-- Start Supplied records --

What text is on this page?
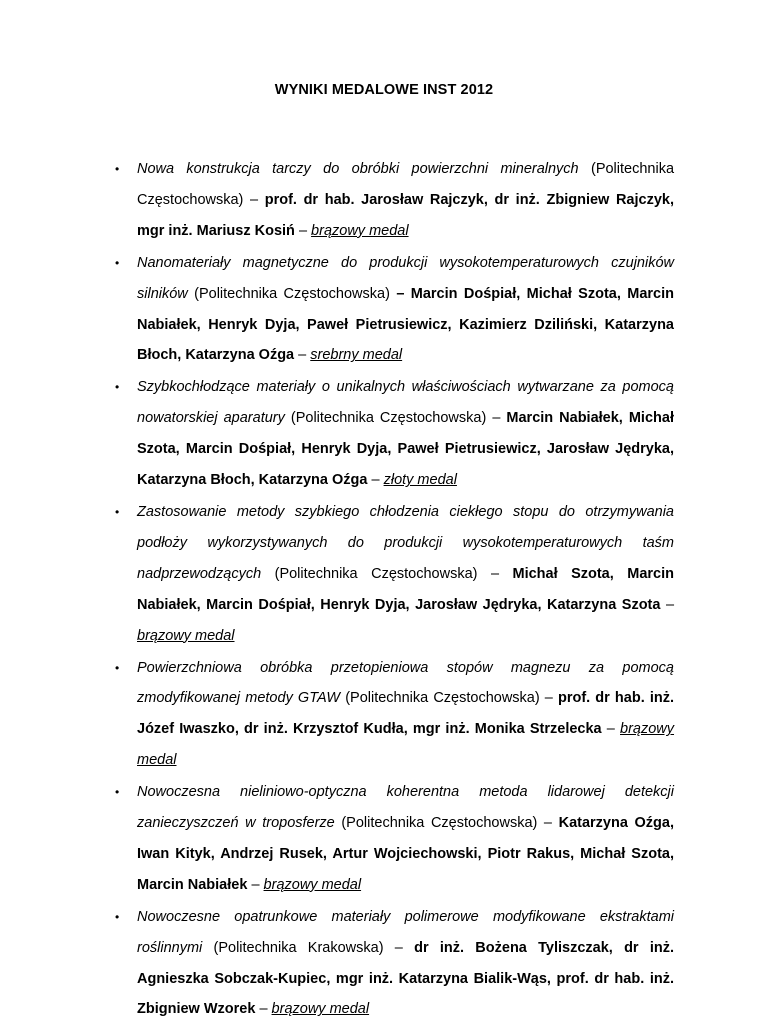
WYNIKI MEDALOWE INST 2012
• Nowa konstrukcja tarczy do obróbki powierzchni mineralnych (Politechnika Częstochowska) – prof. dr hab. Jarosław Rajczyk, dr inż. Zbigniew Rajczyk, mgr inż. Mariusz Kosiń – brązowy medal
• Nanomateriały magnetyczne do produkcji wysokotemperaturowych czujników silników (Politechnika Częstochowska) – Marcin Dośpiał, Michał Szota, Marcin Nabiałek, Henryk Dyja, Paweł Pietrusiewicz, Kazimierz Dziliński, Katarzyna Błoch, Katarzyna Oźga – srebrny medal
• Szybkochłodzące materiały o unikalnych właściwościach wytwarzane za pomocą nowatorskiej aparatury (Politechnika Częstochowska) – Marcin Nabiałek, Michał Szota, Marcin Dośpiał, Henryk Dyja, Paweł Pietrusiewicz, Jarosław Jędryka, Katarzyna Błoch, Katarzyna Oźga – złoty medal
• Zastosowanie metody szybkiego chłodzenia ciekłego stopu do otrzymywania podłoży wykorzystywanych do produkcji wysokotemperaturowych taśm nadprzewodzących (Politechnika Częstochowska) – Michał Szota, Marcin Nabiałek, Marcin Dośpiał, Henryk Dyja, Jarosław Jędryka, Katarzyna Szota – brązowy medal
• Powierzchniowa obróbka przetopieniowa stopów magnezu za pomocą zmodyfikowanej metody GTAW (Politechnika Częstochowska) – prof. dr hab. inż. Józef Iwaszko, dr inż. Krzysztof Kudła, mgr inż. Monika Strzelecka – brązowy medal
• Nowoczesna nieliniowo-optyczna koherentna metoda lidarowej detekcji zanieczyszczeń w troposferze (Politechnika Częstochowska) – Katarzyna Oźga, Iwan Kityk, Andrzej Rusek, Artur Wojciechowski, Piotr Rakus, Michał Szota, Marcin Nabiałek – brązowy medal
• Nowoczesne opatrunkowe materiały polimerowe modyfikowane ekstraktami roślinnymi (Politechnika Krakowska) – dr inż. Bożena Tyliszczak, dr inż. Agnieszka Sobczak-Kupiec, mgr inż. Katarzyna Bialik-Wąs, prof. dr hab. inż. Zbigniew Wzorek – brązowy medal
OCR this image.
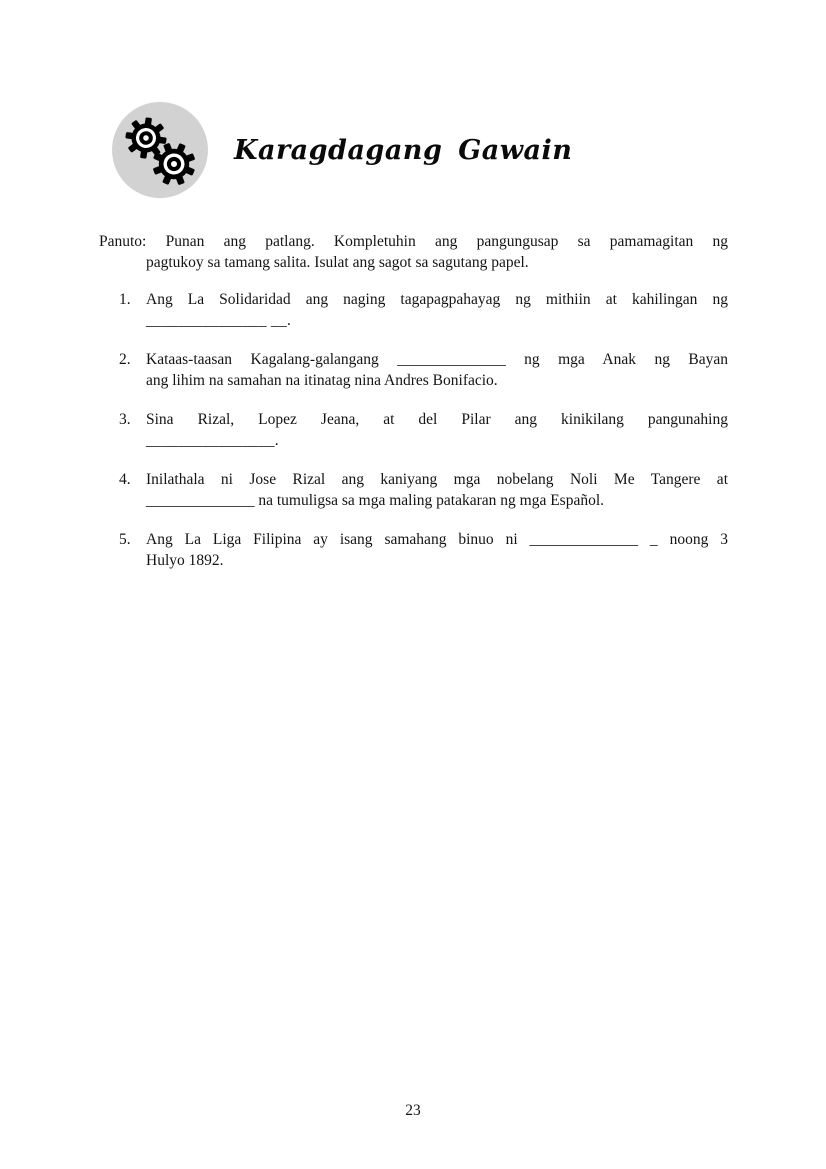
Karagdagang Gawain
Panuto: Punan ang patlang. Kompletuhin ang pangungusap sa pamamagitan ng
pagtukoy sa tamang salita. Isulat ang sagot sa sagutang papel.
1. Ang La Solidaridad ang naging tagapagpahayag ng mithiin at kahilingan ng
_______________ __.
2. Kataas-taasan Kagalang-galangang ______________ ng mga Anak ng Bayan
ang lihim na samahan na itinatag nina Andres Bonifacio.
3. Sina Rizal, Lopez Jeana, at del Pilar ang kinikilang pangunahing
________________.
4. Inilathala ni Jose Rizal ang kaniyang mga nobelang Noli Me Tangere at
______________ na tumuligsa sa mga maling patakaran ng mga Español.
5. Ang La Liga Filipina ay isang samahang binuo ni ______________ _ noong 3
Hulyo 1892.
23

-- End Supplied records --

Reproduce all entries exactly. Pictures do not belong in the copy.

What text is on this page?
WYNIKI MEDALOWE INST 2012
• Nowa konstrukcja tarczy do obróbki powierzchni mineralnych (Politechnika Częstochowska) – prof. dr hab. Jarosław Rajczyk, dr inż. Zbigniew Rajczyk, mgr inż. Mariusz Kosiń – brązowy medal
• Nanomateriały magnetyczne do produkcji wysokotemperaturowych czujników silników (Politechnika Częstochowska) – Marcin Dośpiał, Michał Szota, Marcin Nabiałek, Henryk Dyja, Paweł Pietrusiewicz, Kazimierz Dziliński, Katarzyna Błoch, Katarzyna Oźga – srebrny medal
• Szybkochłodzące materiały o unikalnych właściwościach wytwarzane za pomocą nowatorskiej aparatury (Politechnika Częstochowska) – Marcin Nabiałek, Michał Szota, Marcin Dośpiał, Henryk Dyja, Paweł Pietrusiewicz, Jarosław Jędryka, Katarzyna Błoch, Katarzyna Oźga – złoty medal
• Zastosowanie metody szybkiego chłodzenia ciekłego stopu do otrzymywania podłoży wykorzystywanych do produkcji wysokotemperaturowych taśm nadprzewodzących (Politechnika Częstochowska) – Michał Szota, Marcin Nabiałek, Marcin Dośpiał, Henryk Dyja, Jarosław Jędryka, Katarzyna Szota – brązowy medal
• Powierzchniowa obróbka przetopieniowa stopów magnezu za pomocą zmodyfikowanej metody GTAW (Politechnika Częstochowska) – prof. dr hab. inż. Józef Iwaszko, dr inż. Krzysztof Kudła, mgr inż. Monika Strzelecka – brązowy medal
• Nowoczesna nieliniowo-optyczna koherentna metoda lidarowej detekcji zanieczyszczeń w troposferze (Politechnika Częstochowska) – Katarzyna Oźga, Iwan Kityk, Andrzej Rusek, Artur Wojciechowski, Piotr Rakus, Michał Szota, Marcin Nabiałek – brązowy medal
• Nowoczesne opatrunkowe materiały polimerowe modyfikowane ekstraktami roślinnymi (Politechnika Krakowska) – dr inż. Bożena Tyliszczak, dr inż. Agnieszka Sobczak-Kupiec, mgr inż. Katarzyna Bialik-Wąs, prof. dr hab. inż. Zbigniew Wzorek – brązowy medal
OCR this image.
Karagdagang Gawain
Panuto: Punan ang patlang. Kompletuhin ang pangungusap sa pamamagitan ng
pagtukoy sa tamang salita. Isulat ang sagot sa sagutang papel.
1. Ang La Solidaridad ang naging tagapagpahayag ng mithiin at kahilingan ng
_______________ __.
2. Kataas-taasan Kagalang-galangang ______________ ng mga Anak ng Bayan
ang lihim na samahan na itinatag nina Andres Bonifacio.
3. Sina Rizal, Lopez Jeana, at del Pilar ang kinikilang pangunahing
________________.
4. Inilathala ni Jose Rizal ang kaniyang mga nobelang Noli Me Tangere at
______________ na tumuligsa sa mga maling patakaran ng mga Español.
5. Ang La Liga Filipina ay isang samahang binuo ni ______________ _ noong 3
Hulyo 1892.
23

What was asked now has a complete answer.